# REQUIRED TASK:
Pull out every line with the word "valt".

+++ EXERCISE INPUT

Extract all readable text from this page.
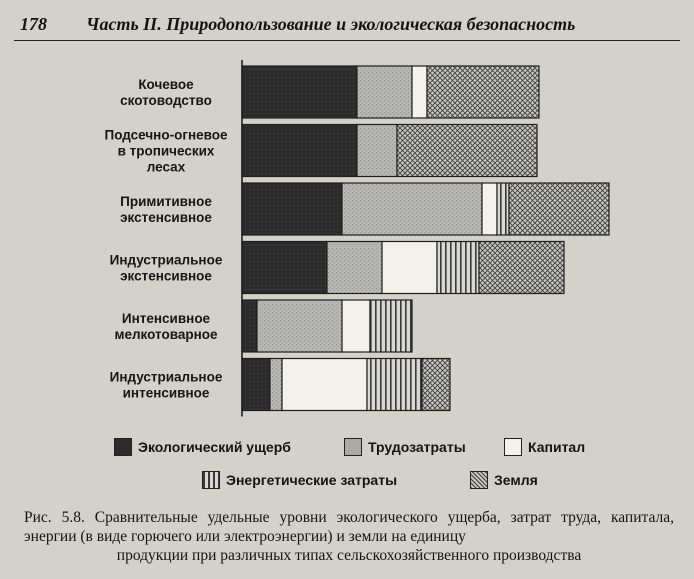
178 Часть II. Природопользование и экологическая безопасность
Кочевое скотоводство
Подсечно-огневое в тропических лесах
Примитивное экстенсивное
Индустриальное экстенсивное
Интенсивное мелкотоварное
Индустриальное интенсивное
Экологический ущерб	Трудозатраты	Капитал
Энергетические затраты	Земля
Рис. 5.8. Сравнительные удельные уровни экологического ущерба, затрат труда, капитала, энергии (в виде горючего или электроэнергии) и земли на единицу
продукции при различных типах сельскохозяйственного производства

++++++
+++ EXERCISE INPUT

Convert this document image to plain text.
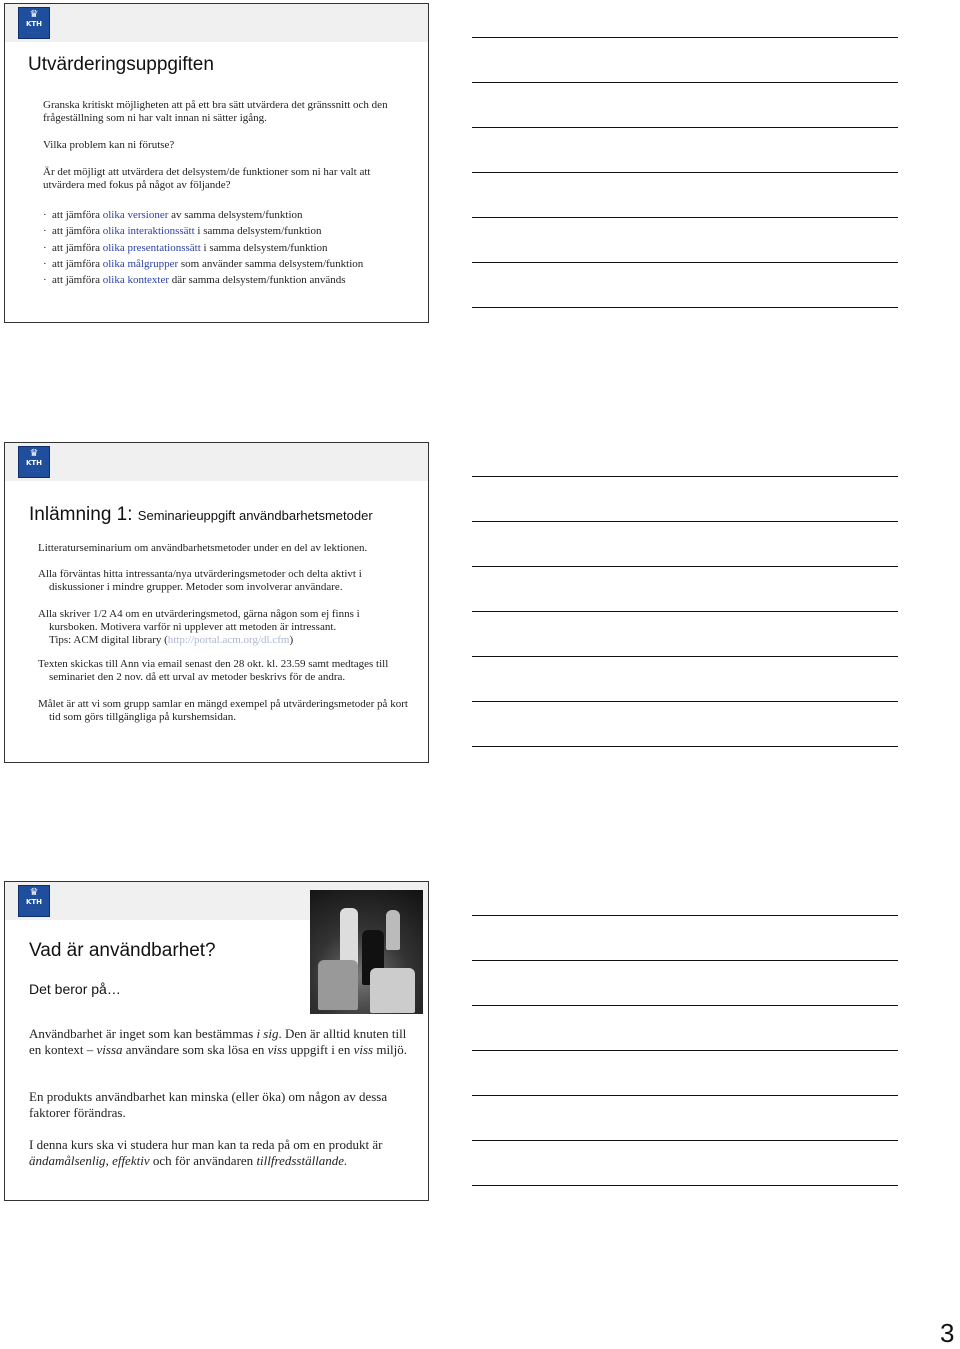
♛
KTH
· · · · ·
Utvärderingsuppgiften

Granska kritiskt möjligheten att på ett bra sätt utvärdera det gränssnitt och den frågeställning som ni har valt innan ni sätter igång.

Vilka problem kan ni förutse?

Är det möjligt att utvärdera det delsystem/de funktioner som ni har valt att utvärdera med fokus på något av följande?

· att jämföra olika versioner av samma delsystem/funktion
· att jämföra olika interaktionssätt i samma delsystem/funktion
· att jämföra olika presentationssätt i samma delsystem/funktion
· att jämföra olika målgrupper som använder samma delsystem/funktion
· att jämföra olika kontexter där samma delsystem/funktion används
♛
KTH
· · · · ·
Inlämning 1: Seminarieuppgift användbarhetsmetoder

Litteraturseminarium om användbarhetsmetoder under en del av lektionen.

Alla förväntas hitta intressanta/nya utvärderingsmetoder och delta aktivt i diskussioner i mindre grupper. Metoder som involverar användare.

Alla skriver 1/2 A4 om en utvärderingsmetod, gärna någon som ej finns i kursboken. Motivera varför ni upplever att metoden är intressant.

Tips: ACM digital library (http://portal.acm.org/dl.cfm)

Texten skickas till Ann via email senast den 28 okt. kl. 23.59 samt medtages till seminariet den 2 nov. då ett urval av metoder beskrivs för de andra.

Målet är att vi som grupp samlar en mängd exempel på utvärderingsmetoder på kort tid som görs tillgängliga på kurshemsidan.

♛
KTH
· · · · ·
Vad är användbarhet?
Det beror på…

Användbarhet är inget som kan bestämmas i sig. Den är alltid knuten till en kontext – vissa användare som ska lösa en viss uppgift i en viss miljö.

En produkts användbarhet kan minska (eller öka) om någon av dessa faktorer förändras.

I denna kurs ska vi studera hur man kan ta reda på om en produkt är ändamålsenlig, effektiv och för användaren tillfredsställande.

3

++++++

# ANSWER TO THIS EXERCISE:
Granska kritiskt möjligheten att på ett bra sätt utvärdera det gränssnitt och den frågeställning som ni har valt innan ni sätter igång.
Är det möjligt att utvärdera det delsystem/de funktioner som ni har valt att utvärdera med fokus på något av följande?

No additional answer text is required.